WHAT YOU SHOULD DO:
Can you output the records below exactly as they are written?

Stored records
※ ※ ※

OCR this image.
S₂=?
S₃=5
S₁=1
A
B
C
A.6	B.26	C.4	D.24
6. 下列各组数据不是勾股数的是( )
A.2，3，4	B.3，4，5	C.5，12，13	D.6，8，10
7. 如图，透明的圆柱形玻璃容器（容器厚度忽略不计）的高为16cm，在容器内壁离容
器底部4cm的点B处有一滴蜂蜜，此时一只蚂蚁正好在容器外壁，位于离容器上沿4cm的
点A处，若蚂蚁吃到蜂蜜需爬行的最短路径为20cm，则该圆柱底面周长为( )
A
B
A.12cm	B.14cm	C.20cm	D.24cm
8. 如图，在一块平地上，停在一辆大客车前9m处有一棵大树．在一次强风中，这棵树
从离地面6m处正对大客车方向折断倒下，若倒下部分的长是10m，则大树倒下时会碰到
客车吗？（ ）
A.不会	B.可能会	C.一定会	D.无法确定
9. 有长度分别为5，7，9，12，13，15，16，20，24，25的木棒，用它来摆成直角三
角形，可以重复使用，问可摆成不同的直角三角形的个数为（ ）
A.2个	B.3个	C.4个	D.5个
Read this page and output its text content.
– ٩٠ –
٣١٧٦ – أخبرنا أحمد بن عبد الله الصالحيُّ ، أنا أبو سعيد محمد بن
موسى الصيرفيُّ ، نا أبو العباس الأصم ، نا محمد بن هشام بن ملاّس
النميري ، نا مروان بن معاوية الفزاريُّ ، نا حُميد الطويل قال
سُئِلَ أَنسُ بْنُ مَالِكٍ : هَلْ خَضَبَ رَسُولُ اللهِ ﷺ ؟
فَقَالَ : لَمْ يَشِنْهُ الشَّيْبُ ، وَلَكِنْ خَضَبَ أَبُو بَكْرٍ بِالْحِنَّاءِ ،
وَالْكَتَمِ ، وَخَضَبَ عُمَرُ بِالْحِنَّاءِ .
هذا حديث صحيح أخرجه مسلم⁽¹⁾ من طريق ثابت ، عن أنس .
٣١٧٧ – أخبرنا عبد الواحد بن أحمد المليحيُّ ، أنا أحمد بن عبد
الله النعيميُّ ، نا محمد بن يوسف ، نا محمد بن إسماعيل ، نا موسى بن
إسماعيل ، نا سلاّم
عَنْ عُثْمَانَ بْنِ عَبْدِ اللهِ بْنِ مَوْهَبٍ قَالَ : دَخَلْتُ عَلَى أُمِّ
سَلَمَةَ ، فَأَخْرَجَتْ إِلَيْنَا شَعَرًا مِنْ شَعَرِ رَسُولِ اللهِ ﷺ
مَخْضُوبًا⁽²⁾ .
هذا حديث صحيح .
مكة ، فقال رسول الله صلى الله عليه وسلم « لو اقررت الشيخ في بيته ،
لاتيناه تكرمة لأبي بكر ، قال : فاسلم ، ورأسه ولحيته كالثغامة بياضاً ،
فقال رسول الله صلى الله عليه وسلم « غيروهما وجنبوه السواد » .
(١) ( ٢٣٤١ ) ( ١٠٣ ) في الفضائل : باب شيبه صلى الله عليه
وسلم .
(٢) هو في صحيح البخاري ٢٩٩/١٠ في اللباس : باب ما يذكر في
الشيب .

※ ※ ※

IN RESPONSE:
OCR this image.
S₂=?
S₃=5
S₁=1
A
B
C
A.6	B.26	C.4	D.24
6. 下列各组数据不是勾股数的是( )
A.2，3，4	B.3，4，5	C.5，12，13	D.6，8，10
7. 如图，透明的圆柱形玻璃容器（容器厚度忽略不计）的高为16cm，在容器内壁离容
器底部4cm的点B处有一滴蜂蜜，此时一只蚂蚁正好在容器外壁，位于离容器上沿4cm的
点A处，若蚂蚁吃到蜂蜜需爬行的最短路径为20cm，则该圆柱底面周长为( )
A
B
A.12cm	B.14cm	C.20cm	D.24cm
8. 如图，在一块平地上，停在一辆大客车前9m处有一棵大树．在一次强风中，这棵树
从离地面6m处正对大客车方向折断倒下，若倒下部分的长是10m，则大树倒下时会碰到
客车吗？（ ）
A.不会	B.可能会	C.一定会	D.无法确定
9. 有长度分别为5，7，9，12，13，15，16，20，24，25的木棒，用它来摆成直角三
角形，可以重复使用，问可摆成不同的直角三角形的个数为（ ）
A.2个	B.3个	C.4个	D.5个
Read this page and output its text content.
– ٩٠ –
٣١٧٦ – أخبرنا أحمد بن عبد الله الصالحيُّ ، أنا أبو سعيد محمد بن
موسى الصيرفيُّ ، نا أبو العباس الأصم ، نا محمد بن هشام بن ملاّس
النميري ، نا مروان بن معاوية الفزاريُّ ، نا حُميد الطويل قال
سُئِلَ أَنسُ بْنُ مَالِكٍ : هَلْ خَضَبَ رَسُولُ اللهِ ﷺ ؟
فَقَالَ : لَمْ يَشِنْهُ الشَّيْبُ ، وَلَكِنْ خَضَبَ أَبُو بَكْرٍ بِالْحِنَّاءِ ،
وَالْكَتَمِ ، وَخَضَبَ عُمَرُ بِالْحِنَّاءِ .
هذا حديث صحيح أخرجه مسلم⁽¹⁾ من طريق ثابت ، عن أنس .
٣١٧٧ – أخبرنا عبد الواحد بن أحمد المليحيُّ ، أنا أحمد بن عبد
الله النعيميُّ ، نا محمد بن يوسف ، نا محمد بن إسماعيل ، نا موسى بن
إسماعيل ، نا سلاّم
عَنْ عُثْمَانَ بْنِ عَبْدِ اللهِ بْنِ مَوْهَبٍ قَالَ : دَخَلْتُ عَلَى أُمِّ
سَلَمَةَ ، فَأَخْرَجَتْ إِلَيْنَا شَعَرًا مِنْ شَعَرِ رَسُولِ اللهِ ﷺ
مَخْضُوبًا⁽²⁾ .
هذا حديث صحيح .
مكة ، فقال رسول الله صلى الله عليه وسلم « لو اقررت الشيخ في بيته ،
لاتيناه تكرمة لأبي بكر ، قال : فاسلم ، ورأسه ولحيته كالثغامة بياضاً ،
فقال رسول الله صلى الله عليه وسلم « غيروهما وجنبوه السواد » .
(١) ( ٢٣٤١ ) ( ١٠٣ ) في الفضائل : باب شيبه صلى الله عليه
وسلم .
(٢) هو في صحيح البخاري ٢٩٩/١٠ في اللباس : باب ما يذكر في
الشيب .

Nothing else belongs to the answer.